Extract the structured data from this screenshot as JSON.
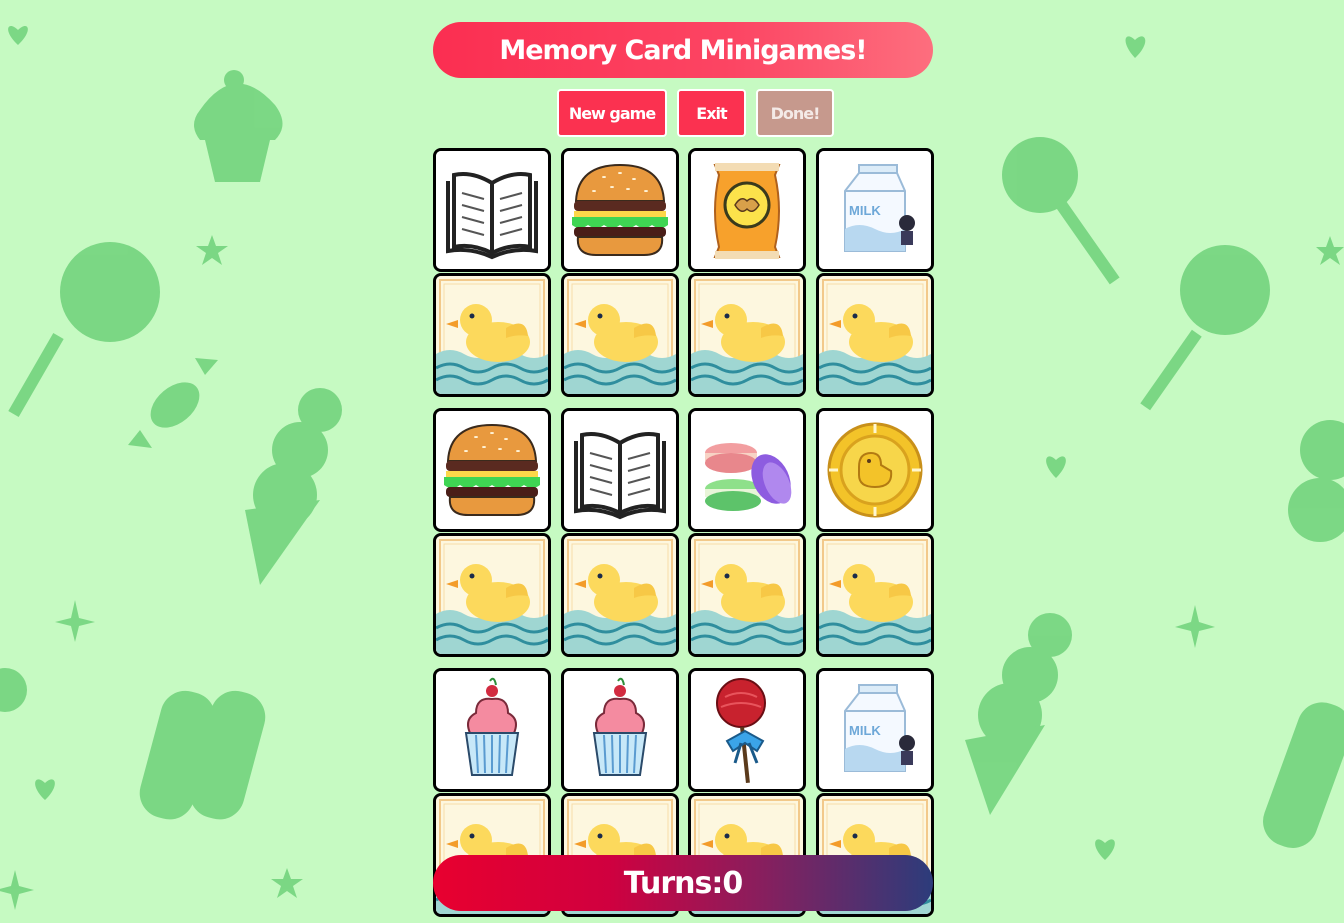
{
  "game": {
    "title": "Memory Card Minigames!",
    "buttons": {
      "new_game": "New game",
      "exit": "Exit",
      "done": "Done!"
    },
    "turns_label": "Turns:",
    "turns": "0",
    "turns_text": "Turns:0"
  },
  "colors": {
    "background": "#c6fac2",
    "background_shapes": "#6fd17a",
    "title_bar": "#fb2e51",
    "button": "#fb3150",
    "done_button": "#c6998d",
    "turns_gradient_start": "#e8002f",
    "turns_gradient_end": "#2c3c7b"
  },
  "board": {
    "rows": [
      [
        "book-icon",
        "burger-icon",
        "chips-icon",
        "milk-icon"
      ],
      [
        "duck-card-back",
        "duck-card-back",
        "duck-card-back",
        "duck-card-back"
      ],
      [
        "burger-icon",
        "book-icon",
        "macarons-icon",
        "duck-coin-icon"
      ],
      [
        "duck-card-back",
        "duck-card-back",
        "duck-card-back",
        "duck-card-back"
      ],
      [
        "cupcake-icon",
        "cupcake-icon",
        "lollipop-icon",
        "milk-icon"
      ],
      [
        "duck-card-back",
        "duck-card-back",
        "duck-card-back",
        "duck-card-back"
      ]
    ],
    "milk_label": "MILK"
  },
  "background_icons": [
    "cupcake-icon",
    "lollipop-icon",
    "candy-icon",
    "ice-cream-icon",
    "popsicle-icon",
    "heart-icon",
    "star-icon",
    "sparkle-icon"
  ]
}
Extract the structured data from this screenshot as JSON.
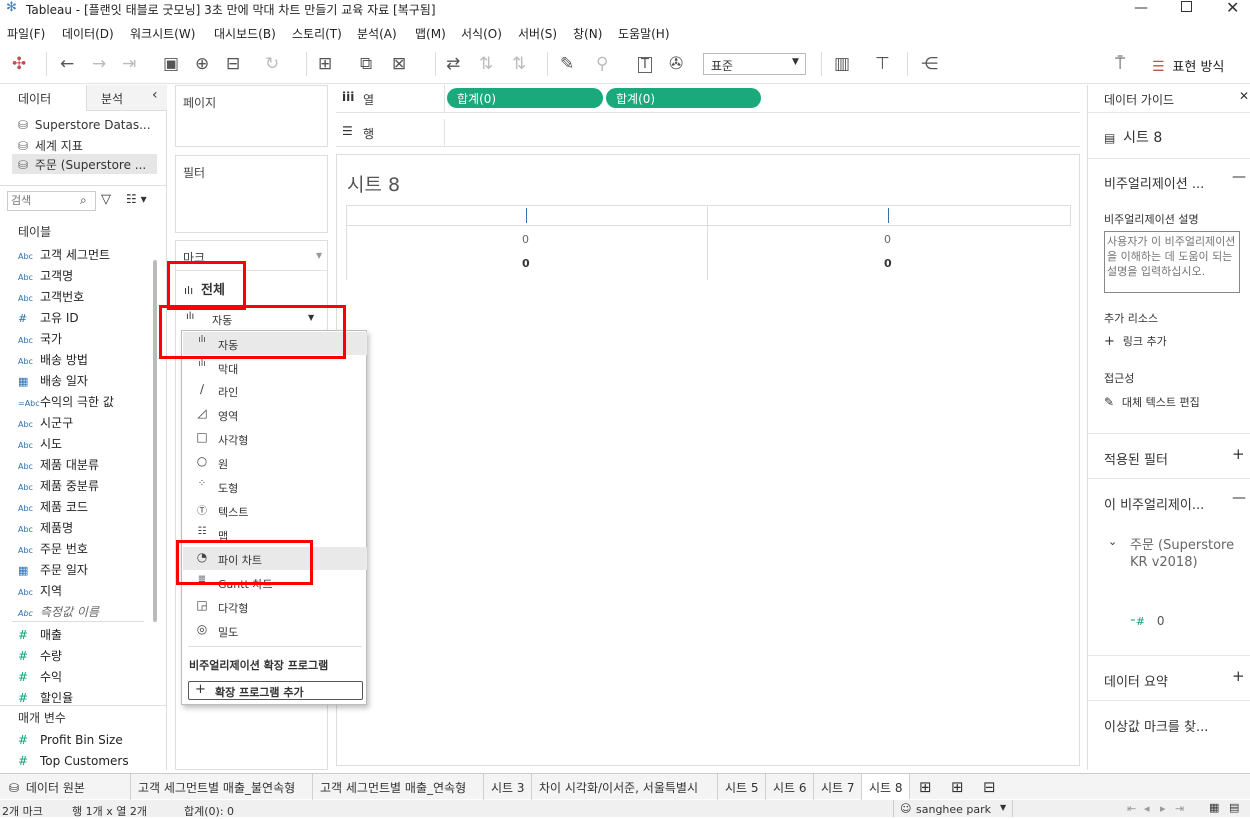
{
  "window": {
    "title": "Tableau - [플랜잇 태블로 굿모닝] 3초 만에 막대 차트 만들기 교육 자료 [복구됨]"
  },
  "menu": [
    "파일(F)",
    "데이터(D)",
    "워크시트(W)",
    "대시보드(B)",
    "스토리(T)",
    "분석(A)",
    "맵(M)",
    "서식(O)",
    "서버(S)",
    "창(N)",
    "도움말(H)"
  ],
  "toolbar": {
    "fit_select": "표준",
    "show_me": "표현 방식"
  },
  "left_panel": {
    "tab_data": "데이터",
    "tab_analysis": "분석",
    "datasources": [
      "Superstore Datas...",
      "세계 지표",
      "주문 (Superstore ..."
    ],
    "search_placeholder": "검색",
    "tables_header": "테이블",
    "dimensions": [
      {
        "type": "Abc",
        "name": "고객 세그먼트"
      },
      {
        "type": "Abc",
        "name": "고객명"
      },
      {
        "type": "Abc",
        "name": "고객번호"
      },
      {
        "type": "#",
        "name": "고유 ID"
      },
      {
        "type": "Abc",
        "name": "국가"
      },
      {
        "type": "Abc",
        "name": "배송 방법"
      },
      {
        "type": "cal",
        "name": "배송 일자"
      },
      {
        "type": "=Abc",
        "name": "수익의 극한 값"
      },
      {
        "type": "Abc",
        "name": "시군구"
      },
      {
        "type": "Abc",
        "name": "시도"
      },
      {
        "type": "Abc",
        "name": "제품 대분류"
      },
      {
        "type": "Abc",
        "name": "제품 중분류"
      },
      {
        "type": "Abc",
        "name": "제품 코드"
      },
      {
        "type": "Abc",
        "name": "제품명"
      },
      {
        "type": "Abc",
        "name": "주문 번호"
      },
      {
        "type": "cal",
        "name": "주문 일자"
      },
      {
        "type": "Abc",
        "name": "지역"
      },
      {
        "type": "Abc",
        "name": "측정값 이름"
      }
    ],
    "measures": [
      "매출",
      "수량",
      "수익",
      "할인율"
    ],
    "params_header": "매개 변수",
    "params": [
      "Profit Bin Size",
      "Top Customers"
    ]
  },
  "shelves": {
    "pages": "페이지",
    "filters": "필터",
    "marks": "마크",
    "marks_all": "전체",
    "mark_type": "자동",
    "columns_label": "열",
    "rows_label": "행",
    "column_pills": [
      "합계(0)",
      "합계(0)"
    ]
  },
  "mark_menu": {
    "items": [
      "자동",
      "막대",
      "라인",
      "영역",
      "사각형",
      "원",
      "도형",
      "텍스트",
      "맵",
      "파이 차트",
      "Gantt 차트",
      "다각형",
      "밀도"
    ],
    "extensions_header": "비주얼리제이션 확장 프로그램",
    "add_extension": "확장 프로그램 추가"
  },
  "viz": {
    "title": "시트 8",
    "cells": [
      {
        "a": "0",
        "b": "0"
      },
      {
        "a": "0",
        "b": "0"
      }
    ]
  },
  "right_panel": {
    "header": "데이터 가이드",
    "sheet": "시트 8",
    "viz_section": "비주얼리제이션 ...",
    "desc_label": "비주얼리제이션 설명",
    "desc_placeholder": "사용자가 이 비주얼리제이션을 이해하는 데 도움이 되는 설명을 입력하십시오.",
    "resources": "추가 리소스",
    "add_link": "링크 추가",
    "accessibility": "접근성",
    "edit_alt": "대체 텍스트 편집",
    "applied_filters": "적용된 필터",
    "this_viz": "이 비주얼리제이...",
    "datasource": "주문 (Superstore KR v2018)",
    "field_value": "0",
    "data_summary": "데이터 요약",
    "outliers": "이상값 마크를 찾..."
  },
  "bottom_tabs": [
    "데이터 원본",
    "고객 세그먼트별 매출_불연속형",
    "고객 세그먼트별 매출_연속형",
    "시트 3",
    "차이 시각화/이서준, 서울특별시",
    "시트 5",
    "시트 6",
    "시트 7",
    "시트 8"
  ],
  "status": {
    "marks": "2개 마크",
    "rows_cols": "행 1개 x 열 2개",
    "sum": "합계(0): 0",
    "user": "sanghee park"
  },
  "colors": {
    "pill": "#1aa97a",
    "highlight_box": "#ff0000"
  }
}
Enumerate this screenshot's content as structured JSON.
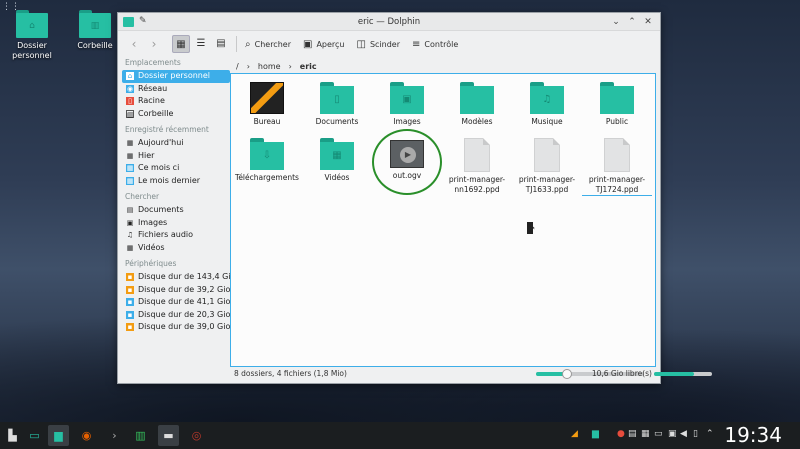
{
  "desktop": {
    "icons": [
      {
        "label_line1": "Dossier",
        "label_line2": "personnel"
      },
      {
        "label_line1": "Corbeille",
        "label_line2": ""
      }
    ]
  },
  "window": {
    "title": "eric — Dolphin"
  },
  "toolbar": {
    "search_label": "Chercher",
    "preview_label": "Aperçu",
    "split_label": "Scinder",
    "control_label": "Contrôle"
  },
  "sidebar": {
    "sections": [
      {
        "title": "Emplacements",
        "items": [
          "Dossier personnel",
          "Réseau",
          "Racine",
          "Corbeille"
        ]
      },
      {
        "title": "Enregistré récemment",
        "items": [
          "Aujourd'hui",
          "Hier",
          "Ce mois ci",
          "Le mois dernier"
        ]
      },
      {
        "title": "Chercher",
        "items": [
          "Documents",
          "Images",
          "Fichiers audio",
          "Vidéos"
        ]
      },
      {
        "title": "Périphériques",
        "items": [
          "Disque dur de 143,4 Gio",
          "Disque dur de 39,2 Gio",
          "Disque dur de 41,1 Gio",
          "Disque dur de 20,3 Gio",
          "Disque dur de 39,0 Gio"
        ]
      }
    ]
  },
  "breadcrumb": {
    "root": "/",
    "home": "home",
    "current": "eric"
  },
  "files": [
    {
      "name": "Bureau",
      "kind": "bureau"
    },
    {
      "name": "Documents",
      "kind": "folder",
      "glyph": "▯"
    },
    {
      "name": "Images",
      "kind": "folder",
      "glyph": "▣"
    },
    {
      "name": "Modèles",
      "kind": "folder",
      "glyph": ""
    },
    {
      "name": "Musique",
      "kind": "folder",
      "glyph": "♫"
    },
    {
      "name": "Public",
      "kind": "folder",
      "glyph": ""
    },
    {
      "name": "Téléchargements",
      "kind": "folder",
      "glyph": "⇩"
    },
    {
      "name": "Vidéos",
      "kind": "folder",
      "glyph": "▦"
    },
    {
      "name": "out.ogv",
      "kind": "video"
    },
    {
      "name": "print-manager-nn1692.ppd",
      "kind": "file"
    },
    {
      "name": "print-manager-TJ1633.ppd",
      "kind": "file"
    },
    {
      "name": "print-manager-TJ1724.ppd",
      "kind": "file"
    }
  ],
  "status": {
    "summary": "8 dossiers, 4 fichiers (1,8 Mio)",
    "free_space": "10,6 Gio libre(s)"
  },
  "taskbar": {
    "clock": "19:34"
  },
  "colors": {
    "accent": "#3daee9",
    "folder": "#26bfa3",
    "highlight_circle": "#2a8f2a"
  }
}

-.-.-

### EXERCISE OBJECTIVE
Going through the lines above one by one, tally those with the word "manager" and give only the total.

### RESULT FOR THIS TASK
3